- [What to produce]: Tally the lines that hold the word "средства" and reply with that figure only.

- [Stored entries]:
══════════

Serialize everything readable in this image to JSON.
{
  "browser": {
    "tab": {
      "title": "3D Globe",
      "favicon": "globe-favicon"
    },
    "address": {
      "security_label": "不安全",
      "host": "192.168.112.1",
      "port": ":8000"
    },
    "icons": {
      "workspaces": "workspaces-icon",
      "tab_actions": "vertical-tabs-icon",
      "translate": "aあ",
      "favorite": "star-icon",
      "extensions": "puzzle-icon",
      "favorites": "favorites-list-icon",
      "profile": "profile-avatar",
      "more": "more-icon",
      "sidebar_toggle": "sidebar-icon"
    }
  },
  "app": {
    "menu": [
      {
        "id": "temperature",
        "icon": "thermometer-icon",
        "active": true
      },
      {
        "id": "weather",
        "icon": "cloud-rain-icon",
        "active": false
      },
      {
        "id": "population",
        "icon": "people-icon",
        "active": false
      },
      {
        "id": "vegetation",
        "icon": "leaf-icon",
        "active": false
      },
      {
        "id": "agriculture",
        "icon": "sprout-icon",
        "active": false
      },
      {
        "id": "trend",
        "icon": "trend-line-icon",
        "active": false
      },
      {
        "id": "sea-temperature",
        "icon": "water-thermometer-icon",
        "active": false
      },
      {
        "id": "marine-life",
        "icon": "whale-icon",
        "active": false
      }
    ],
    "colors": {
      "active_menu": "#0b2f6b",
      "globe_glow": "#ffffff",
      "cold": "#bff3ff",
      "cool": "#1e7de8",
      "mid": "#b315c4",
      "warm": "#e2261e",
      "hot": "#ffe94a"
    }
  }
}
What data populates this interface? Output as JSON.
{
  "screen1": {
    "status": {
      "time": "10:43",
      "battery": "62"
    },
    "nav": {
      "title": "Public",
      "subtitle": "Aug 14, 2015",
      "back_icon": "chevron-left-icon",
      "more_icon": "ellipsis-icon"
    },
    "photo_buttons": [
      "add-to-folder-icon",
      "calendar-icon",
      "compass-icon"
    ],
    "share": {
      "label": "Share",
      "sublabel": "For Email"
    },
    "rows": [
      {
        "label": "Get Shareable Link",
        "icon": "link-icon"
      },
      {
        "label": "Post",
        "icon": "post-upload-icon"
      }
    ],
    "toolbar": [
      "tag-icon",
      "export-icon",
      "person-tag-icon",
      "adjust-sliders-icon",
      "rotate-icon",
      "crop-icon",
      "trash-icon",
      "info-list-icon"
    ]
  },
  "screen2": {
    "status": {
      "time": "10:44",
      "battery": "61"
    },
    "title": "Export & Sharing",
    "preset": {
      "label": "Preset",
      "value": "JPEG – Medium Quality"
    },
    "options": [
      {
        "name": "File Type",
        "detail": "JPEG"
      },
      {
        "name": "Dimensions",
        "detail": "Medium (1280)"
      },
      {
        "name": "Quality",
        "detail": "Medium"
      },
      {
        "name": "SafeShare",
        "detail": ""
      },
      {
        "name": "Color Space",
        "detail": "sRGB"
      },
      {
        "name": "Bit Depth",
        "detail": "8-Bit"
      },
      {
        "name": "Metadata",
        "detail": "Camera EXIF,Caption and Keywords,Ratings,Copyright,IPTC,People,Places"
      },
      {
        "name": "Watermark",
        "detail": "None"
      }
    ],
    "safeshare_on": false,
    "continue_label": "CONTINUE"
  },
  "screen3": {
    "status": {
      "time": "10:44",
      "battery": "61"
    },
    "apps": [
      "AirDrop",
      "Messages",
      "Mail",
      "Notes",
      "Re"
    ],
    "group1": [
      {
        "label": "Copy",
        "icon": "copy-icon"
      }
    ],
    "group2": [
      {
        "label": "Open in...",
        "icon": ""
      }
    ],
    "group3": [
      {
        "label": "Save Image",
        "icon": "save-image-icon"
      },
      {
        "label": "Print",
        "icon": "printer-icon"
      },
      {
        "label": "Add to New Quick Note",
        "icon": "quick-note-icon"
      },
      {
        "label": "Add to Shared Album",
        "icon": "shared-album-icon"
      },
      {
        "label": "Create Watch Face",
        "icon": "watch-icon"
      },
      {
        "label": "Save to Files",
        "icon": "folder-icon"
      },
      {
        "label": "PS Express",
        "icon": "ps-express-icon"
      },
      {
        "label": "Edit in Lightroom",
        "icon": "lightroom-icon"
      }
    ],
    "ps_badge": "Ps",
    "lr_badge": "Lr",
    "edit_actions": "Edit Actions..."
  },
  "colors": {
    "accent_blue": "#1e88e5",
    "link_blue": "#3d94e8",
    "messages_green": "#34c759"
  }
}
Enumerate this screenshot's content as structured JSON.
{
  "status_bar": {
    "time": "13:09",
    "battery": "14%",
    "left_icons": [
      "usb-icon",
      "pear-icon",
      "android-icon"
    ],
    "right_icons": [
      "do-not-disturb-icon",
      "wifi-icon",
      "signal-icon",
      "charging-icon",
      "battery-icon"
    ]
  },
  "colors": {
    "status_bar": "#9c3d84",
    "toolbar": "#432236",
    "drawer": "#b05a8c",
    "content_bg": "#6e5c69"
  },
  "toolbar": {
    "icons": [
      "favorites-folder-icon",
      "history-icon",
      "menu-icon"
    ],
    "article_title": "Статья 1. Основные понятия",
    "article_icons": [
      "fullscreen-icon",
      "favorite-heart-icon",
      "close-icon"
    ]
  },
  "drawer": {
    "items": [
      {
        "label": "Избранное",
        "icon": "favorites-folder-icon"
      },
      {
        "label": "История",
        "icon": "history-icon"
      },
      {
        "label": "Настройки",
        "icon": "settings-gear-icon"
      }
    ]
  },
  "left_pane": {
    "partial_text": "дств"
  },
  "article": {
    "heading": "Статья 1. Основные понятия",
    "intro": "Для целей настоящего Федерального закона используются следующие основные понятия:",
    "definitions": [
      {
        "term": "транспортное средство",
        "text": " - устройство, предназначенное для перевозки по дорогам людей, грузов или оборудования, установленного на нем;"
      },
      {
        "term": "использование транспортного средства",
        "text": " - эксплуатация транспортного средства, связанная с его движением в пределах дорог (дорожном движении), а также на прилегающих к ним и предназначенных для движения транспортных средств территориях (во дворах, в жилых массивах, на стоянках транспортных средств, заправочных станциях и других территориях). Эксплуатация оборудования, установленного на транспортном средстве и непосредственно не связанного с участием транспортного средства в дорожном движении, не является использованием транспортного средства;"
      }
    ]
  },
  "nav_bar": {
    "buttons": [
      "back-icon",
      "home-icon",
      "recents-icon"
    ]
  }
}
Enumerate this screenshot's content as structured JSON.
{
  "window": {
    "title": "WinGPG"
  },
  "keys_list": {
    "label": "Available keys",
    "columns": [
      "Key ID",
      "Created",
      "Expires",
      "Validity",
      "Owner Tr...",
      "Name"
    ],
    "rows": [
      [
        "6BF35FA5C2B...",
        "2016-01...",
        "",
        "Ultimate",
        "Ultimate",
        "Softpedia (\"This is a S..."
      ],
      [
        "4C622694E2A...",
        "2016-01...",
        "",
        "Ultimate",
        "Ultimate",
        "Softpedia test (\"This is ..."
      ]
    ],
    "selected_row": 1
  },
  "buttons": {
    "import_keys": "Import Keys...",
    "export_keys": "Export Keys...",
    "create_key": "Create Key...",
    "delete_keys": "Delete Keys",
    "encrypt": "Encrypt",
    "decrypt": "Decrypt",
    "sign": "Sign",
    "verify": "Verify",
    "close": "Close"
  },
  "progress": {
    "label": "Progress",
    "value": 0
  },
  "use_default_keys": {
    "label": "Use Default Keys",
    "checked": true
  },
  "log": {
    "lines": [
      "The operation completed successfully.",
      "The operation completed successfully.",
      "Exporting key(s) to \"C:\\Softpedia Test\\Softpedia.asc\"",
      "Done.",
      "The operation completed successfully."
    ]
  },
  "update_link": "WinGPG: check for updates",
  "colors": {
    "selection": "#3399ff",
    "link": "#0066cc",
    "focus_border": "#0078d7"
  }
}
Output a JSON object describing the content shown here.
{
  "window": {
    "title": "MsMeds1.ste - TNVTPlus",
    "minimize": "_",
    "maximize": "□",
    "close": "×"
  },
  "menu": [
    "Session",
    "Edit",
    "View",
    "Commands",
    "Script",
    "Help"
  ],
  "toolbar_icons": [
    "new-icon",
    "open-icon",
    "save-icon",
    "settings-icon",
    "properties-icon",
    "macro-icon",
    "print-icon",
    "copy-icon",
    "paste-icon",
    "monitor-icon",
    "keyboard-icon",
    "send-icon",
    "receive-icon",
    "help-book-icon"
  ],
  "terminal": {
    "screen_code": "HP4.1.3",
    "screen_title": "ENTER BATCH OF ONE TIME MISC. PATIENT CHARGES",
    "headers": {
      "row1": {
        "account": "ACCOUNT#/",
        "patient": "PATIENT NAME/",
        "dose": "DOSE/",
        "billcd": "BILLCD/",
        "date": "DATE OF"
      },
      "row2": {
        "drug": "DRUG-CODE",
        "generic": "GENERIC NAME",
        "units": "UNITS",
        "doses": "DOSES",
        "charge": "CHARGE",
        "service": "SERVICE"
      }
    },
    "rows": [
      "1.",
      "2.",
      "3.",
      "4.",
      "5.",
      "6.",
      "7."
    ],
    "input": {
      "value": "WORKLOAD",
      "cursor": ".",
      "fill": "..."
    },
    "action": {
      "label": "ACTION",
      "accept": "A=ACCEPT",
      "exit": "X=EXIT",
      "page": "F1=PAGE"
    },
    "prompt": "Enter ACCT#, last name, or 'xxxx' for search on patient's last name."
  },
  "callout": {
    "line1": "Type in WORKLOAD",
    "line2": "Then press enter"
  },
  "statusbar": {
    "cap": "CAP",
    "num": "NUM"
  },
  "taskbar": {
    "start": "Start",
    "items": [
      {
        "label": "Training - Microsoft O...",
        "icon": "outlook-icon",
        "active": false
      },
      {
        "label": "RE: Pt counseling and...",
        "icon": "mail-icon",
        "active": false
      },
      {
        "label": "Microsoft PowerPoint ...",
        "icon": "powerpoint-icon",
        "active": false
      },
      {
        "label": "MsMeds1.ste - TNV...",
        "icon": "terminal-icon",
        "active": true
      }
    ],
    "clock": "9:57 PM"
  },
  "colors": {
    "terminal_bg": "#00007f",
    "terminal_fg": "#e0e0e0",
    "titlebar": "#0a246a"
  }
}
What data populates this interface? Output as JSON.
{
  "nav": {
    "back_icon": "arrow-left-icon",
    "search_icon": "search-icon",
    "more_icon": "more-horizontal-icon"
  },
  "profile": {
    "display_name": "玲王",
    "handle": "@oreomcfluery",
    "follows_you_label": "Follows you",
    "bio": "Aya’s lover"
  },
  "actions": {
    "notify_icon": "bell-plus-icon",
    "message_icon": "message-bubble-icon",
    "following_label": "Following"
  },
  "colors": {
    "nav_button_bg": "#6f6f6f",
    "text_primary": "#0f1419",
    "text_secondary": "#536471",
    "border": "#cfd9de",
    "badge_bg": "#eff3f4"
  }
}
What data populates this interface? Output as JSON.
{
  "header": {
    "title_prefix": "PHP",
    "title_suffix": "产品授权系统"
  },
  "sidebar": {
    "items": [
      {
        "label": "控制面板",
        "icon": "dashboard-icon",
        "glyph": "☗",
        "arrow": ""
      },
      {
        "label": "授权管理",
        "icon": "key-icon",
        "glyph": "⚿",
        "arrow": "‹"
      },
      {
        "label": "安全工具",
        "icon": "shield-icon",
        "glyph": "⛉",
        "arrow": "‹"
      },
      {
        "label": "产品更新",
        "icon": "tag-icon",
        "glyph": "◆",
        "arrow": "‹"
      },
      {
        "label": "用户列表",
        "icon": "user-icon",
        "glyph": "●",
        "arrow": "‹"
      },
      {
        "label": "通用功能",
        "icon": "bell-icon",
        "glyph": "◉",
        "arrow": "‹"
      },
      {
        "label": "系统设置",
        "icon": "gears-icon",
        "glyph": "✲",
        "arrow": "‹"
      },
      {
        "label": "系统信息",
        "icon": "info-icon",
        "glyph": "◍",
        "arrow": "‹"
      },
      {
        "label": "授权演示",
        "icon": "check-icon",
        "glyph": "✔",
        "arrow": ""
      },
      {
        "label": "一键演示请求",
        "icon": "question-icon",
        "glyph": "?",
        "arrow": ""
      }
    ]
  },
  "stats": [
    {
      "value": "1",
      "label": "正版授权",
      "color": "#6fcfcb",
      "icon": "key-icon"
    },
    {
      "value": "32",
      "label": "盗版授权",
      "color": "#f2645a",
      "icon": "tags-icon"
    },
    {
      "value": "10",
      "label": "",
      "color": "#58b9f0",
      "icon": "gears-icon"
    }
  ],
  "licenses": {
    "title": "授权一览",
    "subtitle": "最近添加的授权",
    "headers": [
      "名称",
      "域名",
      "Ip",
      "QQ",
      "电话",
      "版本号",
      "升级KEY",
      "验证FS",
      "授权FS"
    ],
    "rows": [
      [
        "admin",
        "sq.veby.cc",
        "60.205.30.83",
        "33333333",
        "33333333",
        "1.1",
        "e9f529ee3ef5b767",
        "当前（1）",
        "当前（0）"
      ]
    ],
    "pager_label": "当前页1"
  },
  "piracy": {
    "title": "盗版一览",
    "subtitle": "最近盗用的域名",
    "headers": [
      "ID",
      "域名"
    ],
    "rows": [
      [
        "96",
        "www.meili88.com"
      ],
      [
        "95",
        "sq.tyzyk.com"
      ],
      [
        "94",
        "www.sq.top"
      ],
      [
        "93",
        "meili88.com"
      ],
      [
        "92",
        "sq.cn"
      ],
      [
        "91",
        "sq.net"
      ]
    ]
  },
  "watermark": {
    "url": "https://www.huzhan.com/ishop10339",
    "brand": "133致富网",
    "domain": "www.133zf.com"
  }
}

══════════

- [Written reply]: 2